Figure data in JSON:
++++++++++++++++++++
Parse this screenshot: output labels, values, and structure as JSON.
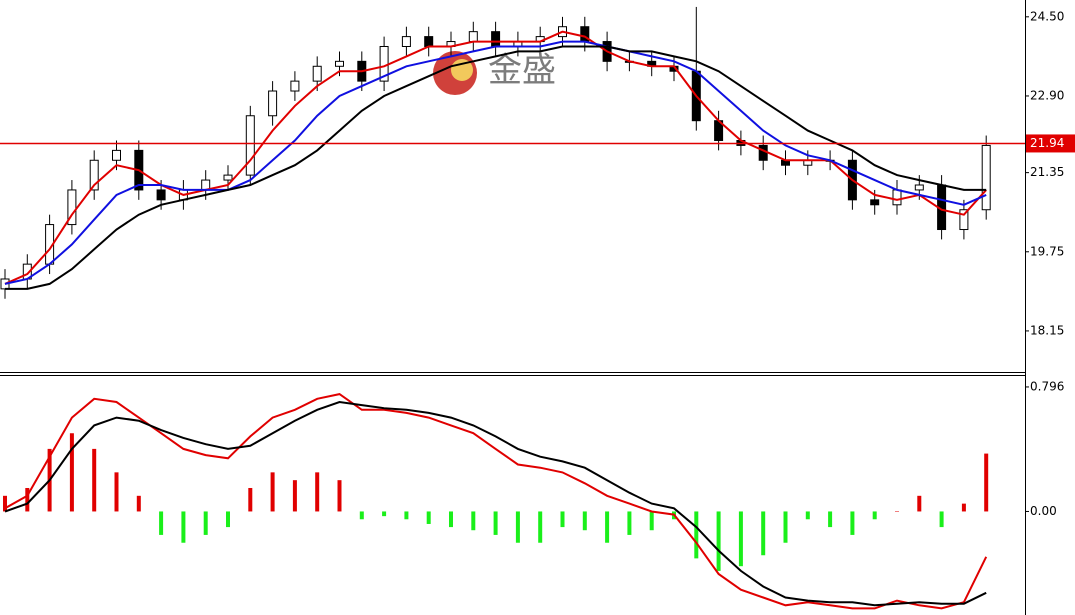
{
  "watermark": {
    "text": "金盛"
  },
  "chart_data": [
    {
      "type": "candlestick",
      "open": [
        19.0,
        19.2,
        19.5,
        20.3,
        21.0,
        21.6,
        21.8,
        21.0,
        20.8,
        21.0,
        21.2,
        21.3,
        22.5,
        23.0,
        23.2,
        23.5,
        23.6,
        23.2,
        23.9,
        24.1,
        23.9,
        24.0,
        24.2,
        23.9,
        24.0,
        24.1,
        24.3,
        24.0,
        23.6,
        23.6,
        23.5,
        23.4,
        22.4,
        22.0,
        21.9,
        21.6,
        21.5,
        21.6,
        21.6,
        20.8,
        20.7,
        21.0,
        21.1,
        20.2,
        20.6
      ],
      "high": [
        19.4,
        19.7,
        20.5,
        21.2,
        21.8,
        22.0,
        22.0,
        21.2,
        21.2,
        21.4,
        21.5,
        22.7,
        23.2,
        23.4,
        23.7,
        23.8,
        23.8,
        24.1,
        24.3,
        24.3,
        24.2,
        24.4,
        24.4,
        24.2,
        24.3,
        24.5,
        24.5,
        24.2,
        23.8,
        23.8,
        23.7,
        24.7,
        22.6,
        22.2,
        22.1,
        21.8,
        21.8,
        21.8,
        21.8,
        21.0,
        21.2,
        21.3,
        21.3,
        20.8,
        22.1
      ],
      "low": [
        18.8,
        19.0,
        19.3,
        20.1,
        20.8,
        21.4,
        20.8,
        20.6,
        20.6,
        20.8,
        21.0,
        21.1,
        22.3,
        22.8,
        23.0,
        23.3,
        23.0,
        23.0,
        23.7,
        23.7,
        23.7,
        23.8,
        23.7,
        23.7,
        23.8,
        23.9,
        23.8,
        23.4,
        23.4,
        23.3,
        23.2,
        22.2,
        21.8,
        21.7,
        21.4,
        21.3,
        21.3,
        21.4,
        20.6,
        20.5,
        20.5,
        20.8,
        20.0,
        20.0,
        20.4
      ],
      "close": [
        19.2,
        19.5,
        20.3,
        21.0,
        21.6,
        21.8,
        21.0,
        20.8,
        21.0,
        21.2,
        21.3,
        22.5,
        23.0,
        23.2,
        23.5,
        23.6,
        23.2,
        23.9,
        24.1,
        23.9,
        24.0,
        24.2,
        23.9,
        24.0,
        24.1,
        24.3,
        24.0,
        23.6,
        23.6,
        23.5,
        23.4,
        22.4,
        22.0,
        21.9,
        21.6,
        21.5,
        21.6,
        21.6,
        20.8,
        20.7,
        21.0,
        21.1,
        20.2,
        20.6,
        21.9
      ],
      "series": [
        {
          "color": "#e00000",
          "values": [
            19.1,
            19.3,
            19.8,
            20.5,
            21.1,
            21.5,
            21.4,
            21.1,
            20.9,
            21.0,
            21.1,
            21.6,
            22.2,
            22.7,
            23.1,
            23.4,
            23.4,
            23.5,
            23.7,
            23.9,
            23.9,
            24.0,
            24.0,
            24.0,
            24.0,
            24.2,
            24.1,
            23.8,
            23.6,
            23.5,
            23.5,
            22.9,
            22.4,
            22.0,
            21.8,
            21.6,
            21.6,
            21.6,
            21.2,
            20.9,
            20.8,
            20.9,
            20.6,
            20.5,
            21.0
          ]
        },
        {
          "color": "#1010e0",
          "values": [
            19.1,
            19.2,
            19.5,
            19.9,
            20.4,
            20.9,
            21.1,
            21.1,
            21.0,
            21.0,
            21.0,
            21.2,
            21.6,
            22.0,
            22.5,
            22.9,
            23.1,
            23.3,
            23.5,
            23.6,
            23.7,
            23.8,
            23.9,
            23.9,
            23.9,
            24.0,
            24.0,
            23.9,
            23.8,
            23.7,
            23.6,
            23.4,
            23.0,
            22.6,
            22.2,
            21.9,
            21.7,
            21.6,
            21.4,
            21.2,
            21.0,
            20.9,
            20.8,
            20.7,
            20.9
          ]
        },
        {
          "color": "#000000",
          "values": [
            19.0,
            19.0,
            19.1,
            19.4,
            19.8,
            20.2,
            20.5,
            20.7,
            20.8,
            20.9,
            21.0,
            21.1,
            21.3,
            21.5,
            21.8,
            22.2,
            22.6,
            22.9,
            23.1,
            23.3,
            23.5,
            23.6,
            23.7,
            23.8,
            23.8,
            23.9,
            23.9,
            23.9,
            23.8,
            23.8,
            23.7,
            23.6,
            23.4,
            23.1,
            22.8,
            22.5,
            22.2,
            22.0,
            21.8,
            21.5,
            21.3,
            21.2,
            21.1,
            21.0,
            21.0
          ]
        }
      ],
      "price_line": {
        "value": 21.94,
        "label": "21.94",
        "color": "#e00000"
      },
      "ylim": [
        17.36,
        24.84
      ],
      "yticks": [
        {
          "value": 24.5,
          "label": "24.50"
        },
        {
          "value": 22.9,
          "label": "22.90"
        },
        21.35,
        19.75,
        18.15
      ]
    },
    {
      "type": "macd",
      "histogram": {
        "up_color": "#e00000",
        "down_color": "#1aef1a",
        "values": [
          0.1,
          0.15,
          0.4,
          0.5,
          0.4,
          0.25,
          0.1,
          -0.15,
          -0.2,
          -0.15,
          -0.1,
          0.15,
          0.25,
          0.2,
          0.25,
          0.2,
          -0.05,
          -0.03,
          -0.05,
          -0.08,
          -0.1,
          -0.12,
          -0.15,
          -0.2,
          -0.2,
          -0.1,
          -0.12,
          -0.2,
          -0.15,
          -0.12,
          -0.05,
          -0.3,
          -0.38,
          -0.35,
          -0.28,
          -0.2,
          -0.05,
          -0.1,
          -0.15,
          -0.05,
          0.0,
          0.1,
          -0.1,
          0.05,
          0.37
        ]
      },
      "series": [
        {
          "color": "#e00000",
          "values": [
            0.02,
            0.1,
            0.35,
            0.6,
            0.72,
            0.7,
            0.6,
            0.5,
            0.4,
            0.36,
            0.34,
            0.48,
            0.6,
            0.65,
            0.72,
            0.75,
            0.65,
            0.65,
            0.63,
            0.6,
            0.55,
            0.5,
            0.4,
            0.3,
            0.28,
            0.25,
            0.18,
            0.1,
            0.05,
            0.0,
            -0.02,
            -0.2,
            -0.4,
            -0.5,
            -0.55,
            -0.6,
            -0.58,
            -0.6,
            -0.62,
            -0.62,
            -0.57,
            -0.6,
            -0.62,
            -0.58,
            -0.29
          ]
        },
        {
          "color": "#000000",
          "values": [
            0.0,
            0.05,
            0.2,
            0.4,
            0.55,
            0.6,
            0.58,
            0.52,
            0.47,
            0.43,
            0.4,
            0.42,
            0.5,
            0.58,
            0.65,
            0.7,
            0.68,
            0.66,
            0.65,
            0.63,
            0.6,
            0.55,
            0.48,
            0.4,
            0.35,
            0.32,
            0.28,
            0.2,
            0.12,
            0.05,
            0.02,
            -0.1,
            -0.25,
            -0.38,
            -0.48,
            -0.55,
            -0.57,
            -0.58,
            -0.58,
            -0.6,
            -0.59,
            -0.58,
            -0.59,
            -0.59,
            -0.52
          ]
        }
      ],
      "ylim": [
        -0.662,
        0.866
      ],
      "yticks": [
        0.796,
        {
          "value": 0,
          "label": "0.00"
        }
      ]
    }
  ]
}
++++++++++++++++++++
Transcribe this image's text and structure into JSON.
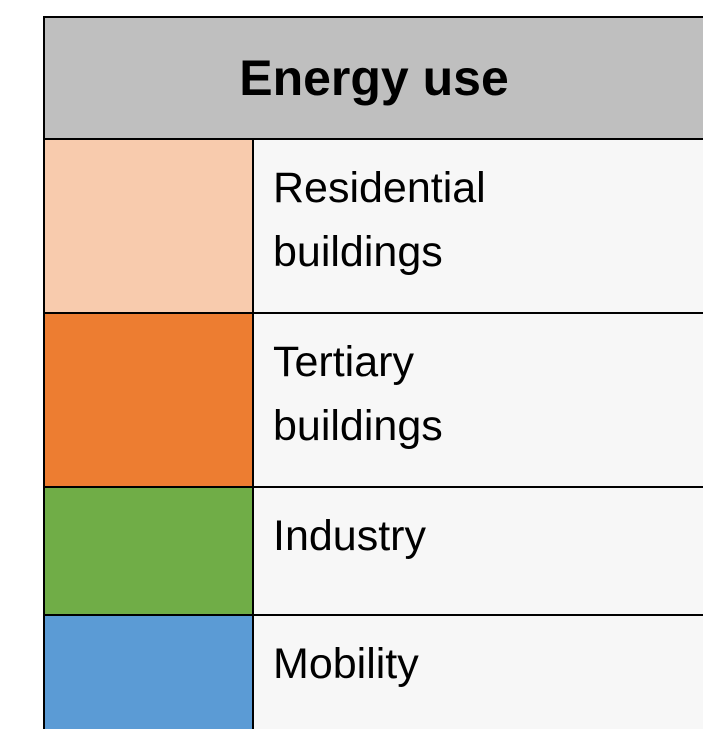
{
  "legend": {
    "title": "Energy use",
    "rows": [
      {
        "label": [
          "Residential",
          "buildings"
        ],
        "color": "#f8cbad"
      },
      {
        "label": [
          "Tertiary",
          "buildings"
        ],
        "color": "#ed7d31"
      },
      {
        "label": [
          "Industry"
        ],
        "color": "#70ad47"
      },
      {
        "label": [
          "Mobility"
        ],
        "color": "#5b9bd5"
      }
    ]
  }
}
++++++++++++++++++++
## Task description
Copy every line of the listing containing the string "this".

## The answer
Parse this screenshot: output labels, values, and structure as JSON.
Transcribe this image's text and structure into JSON.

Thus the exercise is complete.